* [EXERCISE OBJECTIVE] Repeat the full listing below verbatim and keep the images out.

▼

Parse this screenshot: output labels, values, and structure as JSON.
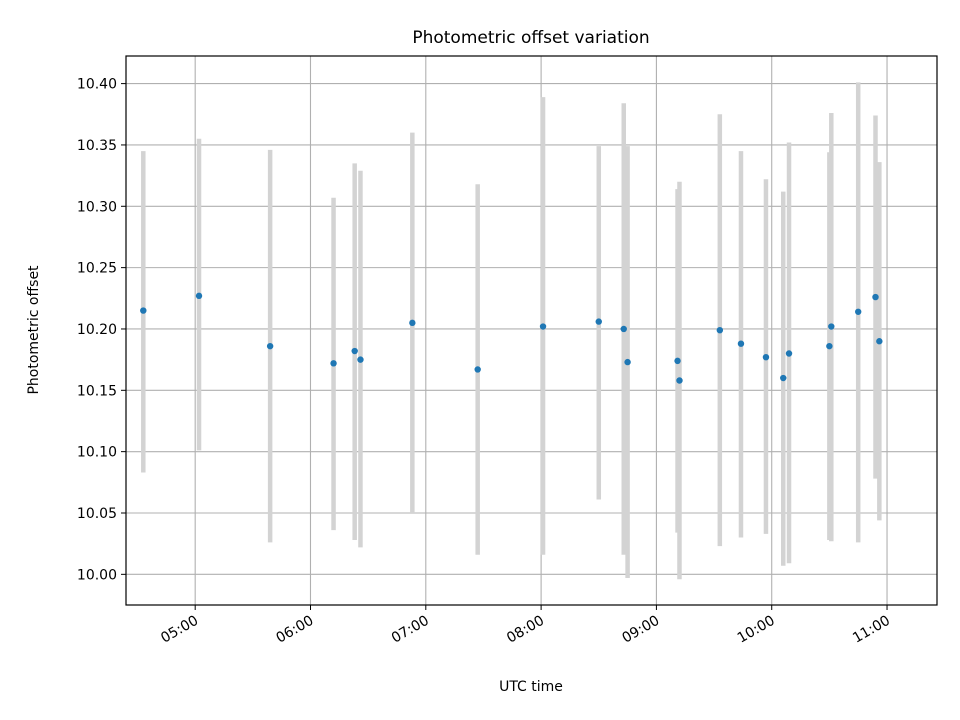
{
  "chart_data": {
    "type": "scatter",
    "title": "Photometric offset variation",
    "xlabel": "UTC time",
    "ylabel": "Photometric offset",
    "x_unit": "UTC time of day (HH:MM)",
    "xlim": [
      "04:24",
      "11:26"
    ],
    "ylim": [
      9.975,
      10.4225
    ],
    "x_ticks": [
      "05:00",
      "06:00",
      "07:00",
      "08:00",
      "09:00",
      "10:00",
      "11:00"
    ],
    "y_ticks": [
      "10.00",
      "10.05",
      "10.10",
      "10.15",
      "10.20",
      "10.25",
      "10.30",
      "10.35",
      "10.40"
    ],
    "grid": true,
    "point_color": "#1f77b4",
    "errorbar_color": "#d3d3d3",
    "points": [
      {
        "x": "04:33",
        "y": 10.215,
        "ylo": 10.083,
        "yhi": 10.345
      },
      {
        "x": "05:02",
        "y": 10.227,
        "ylo": 10.101,
        "yhi": 10.355
      },
      {
        "x": "05:39",
        "y": 10.186,
        "ylo": 10.026,
        "yhi": 10.346
      },
      {
        "x": "06:12",
        "y": 10.172,
        "ylo": 10.036,
        "yhi": 10.307
      },
      {
        "x": "06:23",
        "y": 10.182,
        "ylo": 10.028,
        "yhi": 10.335
      },
      {
        "x": "06:26",
        "y": 10.175,
        "ylo": 10.022,
        "yhi": 10.329
      },
      {
        "x": "06:53",
        "y": 10.205,
        "ylo": 10.05,
        "yhi": 10.36
      },
      {
        "x": "07:27",
        "y": 10.167,
        "ylo": 10.016,
        "yhi": 10.318
      },
      {
        "x": "08:01",
        "y": 10.202,
        "ylo": 10.016,
        "yhi": 10.389
      },
      {
        "x": "08:30",
        "y": 10.206,
        "ylo": 10.061,
        "yhi": 10.349
      },
      {
        "x": "08:43",
        "y": 10.2,
        "ylo": 10.016,
        "yhi": 10.384
      },
      {
        "x": "08:45",
        "y": 10.173,
        "ylo": 9.997,
        "yhi": 10.349
      },
      {
        "x": "09:11",
        "y": 10.174,
        "ylo": 10.034,
        "yhi": 10.314
      },
      {
        "x": "09:12",
        "y": 10.158,
        "ylo": 9.996,
        "yhi": 10.32
      },
      {
        "x": "09:33",
        "y": 10.199,
        "ylo": 10.023,
        "yhi": 10.375
      },
      {
        "x": "09:44",
        "y": 10.188,
        "ylo": 10.03,
        "yhi": 10.345
      },
      {
        "x": "09:57",
        "y": 10.177,
        "ylo": 10.033,
        "yhi": 10.322
      },
      {
        "x": "10:06",
        "y": 10.16,
        "ylo": 10.007,
        "yhi": 10.312
      },
      {
        "x": "10:09",
        "y": 10.18,
        "ylo": 10.009,
        "yhi": 10.352
      },
      {
        "x": "10:30",
        "y": 10.186,
        "ylo": 10.028,
        "yhi": 10.344
      },
      {
        "x": "10:31",
        "y": 10.202,
        "ylo": 10.027,
        "yhi": 10.376
      },
      {
        "x": "10:45",
        "y": 10.214,
        "ylo": 10.026,
        "yhi": 10.401
      },
      {
        "x": "10:54",
        "y": 10.226,
        "ylo": 10.078,
        "yhi": 10.374
      },
      {
        "x": "10:56",
        "y": 10.19,
        "ylo": 10.044,
        "yhi": 10.336
      }
    ]
  }
}
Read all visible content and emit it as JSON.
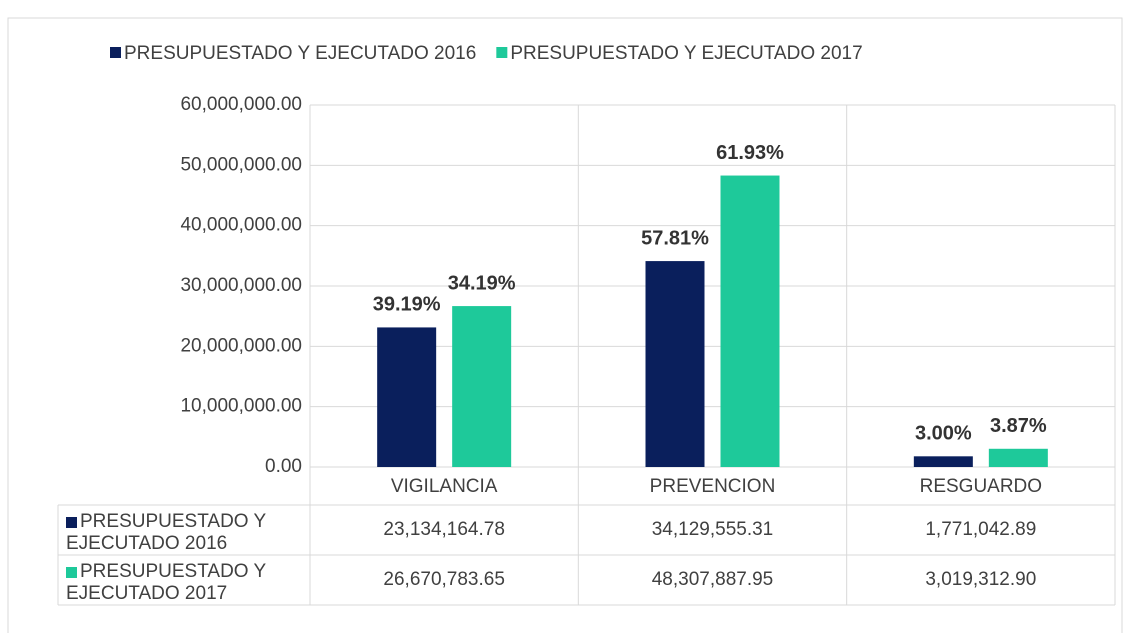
{
  "chart_data": {
    "type": "bar",
    "categories": [
      "VIGILANCIA",
      "PREVENCION",
      "RESGUARDO"
    ],
    "series": [
      {
        "name": "PRESUPUESTADO Y EJECUTADO 2016",
        "color": "#0a1f5c",
        "values": [
          23134164.78,
          34129555.31,
          1771042.89
        ],
        "value_labels": [
          "23,134,164.78",
          "34,129,555.31",
          "1,771,042.89"
        ],
        "share_labels": [
          "39.19%",
          "57.81%",
          "3.00%"
        ]
      },
      {
        "name": "PRESUPUESTADO Y EJECUTADO 2017",
        "color": "#1ec99a",
        "values": [
          26670783.65,
          48307887.95,
          3019312.9
        ],
        "value_labels": [
          "26,670,783.65",
          "48,307,887.95",
          "3,019,312.90"
        ],
        "share_labels": [
          "34.19%",
          "61.93%",
          "3.87%"
        ]
      }
    ],
    "ylim": [
      0,
      60000000
    ],
    "yticks": [
      {
        "value": 0,
        "label": "0.00"
      },
      {
        "value": 10000000,
        "label": "10,000,000.00"
      },
      {
        "value": 20000000,
        "label": "20,000,000.00"
      },
      {
        "value": 30000000,
        "label": "30,000,000.00"
      },
      {
        "value": 40000000,
        "label": "40,000,000.00"
      },
      {
        "value": 50000000,
        "label": "50,000,000.00"
      },
      {
        "value": 60000000,
        "label": "60,000,000.00"
      }
    ],
    "grid": true,
    "legend": "top"
  }
}
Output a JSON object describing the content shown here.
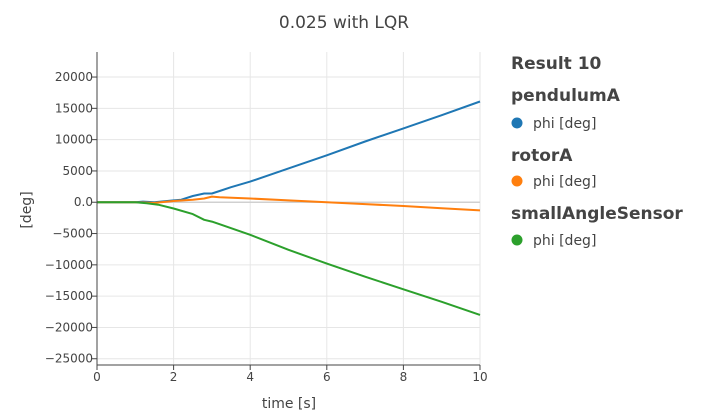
{
  "chart_data": {
    "type": "line",
    "title": "0.025 with LQR",
    "xlabel": "time [s]",
    "ylabel": "[deg]",
    "xlim": [
      0,
      10
    ],
    "ylim": [
      -26000,
      24000
    ],
    "x_ticks": [
      0,
      2,
      4,
      6,
      8,
      10
    ],
    "y_ticks": [
      -25000,
      -20000,
      -15000,
      -10000,
      -5000,
      0,
      5000,
      10000,
      15000,
      20000
    ],
    "x_tick_labels": [
      "0",
      "2",
      "4",
      "6",
      "8",
      "10"
    ],
    "y_tick_labels": [
      "−25000",
      "−20000",
      "−15000",
      "−10000",
      "−5000",
      "0.0",
      "5000",
      "10000",
      "15000",
      "20000"
    ],
    "grid": true,
    "legend": {
      "title": "Result 10",
      "position": "right",
      "groups": [
        {
          "name": "pendulumA",
          "item": "phi [deg]"
        },
        {
          "name": "rotorA",
          "item": "phi [deg]"
        },
        {
          "name": "smallAngleSensor",
          "item": "phi [deg]"
        }
      ]
    },
    "series": [
      {
        "group": "pendulumA",
        "name": "phi [deg]",
        "color": "#1f77b4",
        "x": [
          0,
          1.0,
          1.2,
          1.5,
          2.0,
          2.2,
          2.5,
          2.8,
          3.0,
          3.2,
          3.5,
          4.0,
          5.0,
          6.0,
          7.0,
          8.0,
          9.0,
          10.0
        ],
        "y": [
          0,
          0,
          100,
          0,
          300,
          400,
          1000,
          1400,
          1400,
          1800,
          2400,
          3300,
          5400,
          7500,
          9700,
          11800,
          13900,
          16100
        ]
      },
      {
        "group": "rotorA",
        "name": "phi [deg]",
        "color": "#ff7f0e",
        "x": [
          0,
          1.0,
          1.5,
          2.0,
          2.5,
          2.8,
          3.0,
          3.2,
          4.0,
          5.0,
          6.0,
          7.0,
          8.0,
          9.0,
          10.0
        ],
        "y": [
          0,
          0,
          -100,
          200,
          400,
          600,
          900,
          800,
          600,
          300,
          0,
          -300,
          -600,
          -950,
          -1300
        ]
      },
      {
        "group": "smallAngleSensor",
        "name": "phi [deg]",
        "color": "#2ca02c",
        "x": [
          0,
          1.0,
          1.3,
          1.6,
          2.0,
          2.5,
          2.8,
          3.0,
          3.2,
          4.0,
          5.0,
          6.0,
          7.0,
          8.0,
          9.0,
          10.0
        ],
        "y": [
          0,
          0,
          -150,
          -400,
          -1000,
          -1900,
          -2800,
          -3100,
          -3500,
          -5200,
          -7600,
          -9800,
          -11900,
          -13900,
          -15900,
          -18000
        ]
      }
    ]
  }
}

▲

* [EXERCISE ANSWER]
Parse this screenshot: output labels, values, and structure as JSON.
{
  "chart_data": {
    "type": "scatter",
    "title": "Photometric offset variation",
    "xlabel": "UTC time",
    "ylabel": "Photometric offset",
    "x_unit": "UTC time of day (HH:MM)",
    "xlim": [
      "04:24",
      "11:26"
    ],
    "ylim": [
      9.975,
      10.4225
    ],
    "x_ticks": [
      "05:00",
      "06:00",
      "07:00",
      "08:00",
      "09:00",
      "10:00",
      "11:00"
    ],
    "y_ticks": [
      "10.00",
      "10.05",
      "10.10",
      "10.15",
      "10.20",
      "10.25",
      "10.30",
      "10.35",
      "10.40"
    ],
    "grid": true,
    "point_color": "#1f77b4",
    "errorbar_color": "#d3d3d3",
    "points": [
      {
        "x": "04:33",
        "y": 10.215,
        "ylo": 10.083,
        "yhi": 10.345
      },
      {
        "x": "05:02",
        "y": 10.227,
        "ylo": 10.101,
        "yhi": 10.355
      },
      {
        "x": "05:39",
        "y": 10.186,
        "ylo": 10.026,
        "yhi": 10.346
      },
      {
        "x": "06:12",
        "y": 10.172,
        "ylo": 10.036,
        "yhi": 10.307
      },
      {
        "x": "06:23",
        "y": 10.182,
        "ylo": 10.028,
        "yhi": 10.335
      },
      {
        "x": "06:26",
        "y": 10.175,
        "ylo": 10.022,
        "yhi": 10.329
      },
      {
        "x": "06:53",
        "y": 10.205,
        "ylo": 10.05,
        "yhi": 10.36
      },
      {
        "x": "07:27",
        "y": 10.167,
        "ylo": 10.016,
        "yhi": 10.318
      },
      {
        "x": "08:01",
        "y": 10.202,
        "ylo": 10.016,
        "yhi": 10.389
      },
      {
        "x": "08:30",
        "y": 10.206,
        "ylo": 10.061,
        "yhi": 10.349
      },
      {
        "x": "08:43",
        "y": 10.2,
        "ylo": 10.016,
        "yhi": 10.384
      },
      {
        "x": "08:45",
        "y": 10.173,
        "ylo": 9.997,
        "yhi": 10.349
      },
      {
        "x": "09:11",
        "y": 10.174,
        "ylo": 10.034,
        "yhi": 10.314
      },
      {
        "x": "09:12",
        "y": 10.158,
        "ylo": 9.996,
        "yhi": 10.32
      },
      {
        "x": "09:33",
        "y": 10.199,
        "ylo": 10.023,
        "yhi": 10.375
      },
      {
        "x": "09:44",
        "y": 10.188,
        "ylo": 10.03,
        "yhi": 10.345
      },
      {
        "x": "09:57",
        "y": 10.177,
        "ylo": 10.033,
        "yhi": 10.322
      },
      {
        "x": "10:06",
        "y": 10.16,
        "ylo": 10.007,
        "yhi": 10.312
      },
      {
        "x": "10:09",
        "y": 10.18,
        "ylo": 10.009,
        "yhi": 10.352
      },
      {
        "x": "10:30",
        "y": 10.186,
        "ylo": 10.028,
        "yhi": 10.344
      },
      {
        "x": "10:31",
        "y": 10.202,
        "ylo": 10.027,
        "yhi": 10.376
      },
      {
        "x": "10:45",
        "y": 10.214,
        "ylo": 10.026,
        "yhi": 10.401
      },
      {
        "x": "10:54",
        "y": 10.226,
        "ylo": 10.078,
        "yhi": 10.374
      },
      {
        "x": "10:56",
        "y": 10.19,
        "ylo": 10.044,
        "yhi": 10.336
      }
    ]
  }
}
Read all visible content and emit it as JSON.
{
  "chart_data": {
    "type": "bar",
    "categories": [
      "VIGILANCIA",
      "PREVENCION",
      "RESGUARDO"
    ],
    "series": [
      {
        "name": "PRESUPUESTADO Y EJECUTADO 2016",
        "color": "#0a1f5c",
        "values": [
          23134164.78,
          34129555.31,
          1771042.89
        ],
        "value_labels": [
          "23,134,164.78",
          "34,129,555.31",
          "1,771,042.89"
        ],
        "share_labels": [
          "39.19%",
          "57.81%",
          "3.00%"
        ]
      },
      {
        "name": "PRESUPUESTADO Y EJECUTADO 2017",
        "color": "#1ec99a",
        "values": [
          26670783.65,
          48307887.95,
          3019312.9
        ],
        "value_labels": [
          "26,670,783.65",
          "48,307,887.95",
          "3,019,312.90"
        ],
        "share_labels": [
          "34.19%",
          "61.93%",
          "3.87%"
        ]
      }
    ],
    "ylim": [
      0,
      60000000
    ],
    "yticks": [
      {
        "value": 0,
        "label": "0.00"
      },
      {
        "value": 10000000,
        "label": "10,000,000.00"
      },
      {
        "value": 20000000,
        "label": "20,000,000.00"
      },
      {
        "value": 30000000,
        "label": "30,000,000.00"
      },
      {
        "value": 40000000,
        "label": "40,000,000.00"
      },
      {
        "value": 50000000,
        "label": "50,000,000.00"
      },
      {
        "value": 60000000,
        "label": "60,000,000.00"
      }
    ],
    "grid": true,
    "legend": "top"
  }
}
Output a JSON object describing the content shown here.
{
  "chart_data": {
    "type": "line",
    "title": "0.025 with LQR",
    "xlabel": "time [s]",
    "ylabel": "[deg]",
    "xlim": [
      0,
      10
    ],
    "ylim": [
      -26000,
      24000
    ],
    "x_ticks": [
      0,
      2,
      4,
      6,
      8,
      10
    ],
    "y_ticks": [
      -25000,
      -20000,
      -15000,
      -10000,
      -5000,
      0,
      5000,
      10000,
      15000,
      20000
    ],
    "x_tick_labels": [
      "0",
      "2",
      "4",
      "6",
      "8",
      "10"
    ],
    "y_tick_labels": [
      "−25000",
      "−20000",
      "−15000",
      "−10000",
      "−5000",
      "0.0",
      "5000",
      "10000",
      "15000",
      "20000"
    ],
    "grid": true,
    "legend": {
      "title": "Result 10",
      "position": "right",
      "groups": [
        {
          "name": "pendulumA",
          "item": "phi [deg]"
        },
        {
          "name": "rotorA",
          "item": "phi [deg]"
        },
        {
          "name": "smallAngleSensor",
          "item": "phi [deg]"
        }
      ]
    },
    "series": [
      {
        "group": "pendulumA",
        "name": "phi [deg]",
        "color": "#1f77b4",
        "x": [
          0,
          1.0,
          1.2,
          1.5,
          2.0,
          2.2,
          2.5,
          2.8,
          3.0,
          3.2,
          3.5,
          4.0,
          5.0,
          6.0,
          7.0,
          8.0,
          9.0,
          10.0
        ],
        "y": [
          0,
          0,
          100,
          0,
          300,
          400,
          1000,
          1400,
          1400,
          1800,
          2400,
          3300,
          5400,
          7500,
          9700,
          11800,
          13900,
          16100
        ]
      },
      {
        "group": "rotorA",
        "name": "phi [deg]",
        "color": "#ff7f0e",
        "x": [
          0,
          1.0,
          1.5,
          2.0,
          2.5,
          2.8,
          3.0,
          3.2,
          4.0,
          5.0,
          6.0,
          7.0,
          8.0,
          9.0,
          10.0
        ],
        "y": [
          0,
          0,
          -100,
          200,
          400,
          600,
          900,
          800,
          600,
          300,
          0,
          -300,
          -600,
          -950,
          -1300
        ]
      },
      {
        "group": "smallAngleSensor",
        "name": "phi [deg]",
        "color": "#2ca02c",
        "x": [
          0,
          1.0,
          1.3,
          1.6,
          2.0,
          2.5,
          2.8,
          3.0,
          3.2,
          4.0,
          5.0,
          6.0,
          7.0,
          8.0,
          9.0,
          10.0
        ],
        "y": [
          0,
          0,
          -150,
          -400,
          -1000,
          -1900,
          -2800,
          -3100,
          -3500,
          -5200,
          -7600,
          -9800,
          -11900,
          -13900,
          -15900,
          -18000
        ]
      }
    ]
  }
}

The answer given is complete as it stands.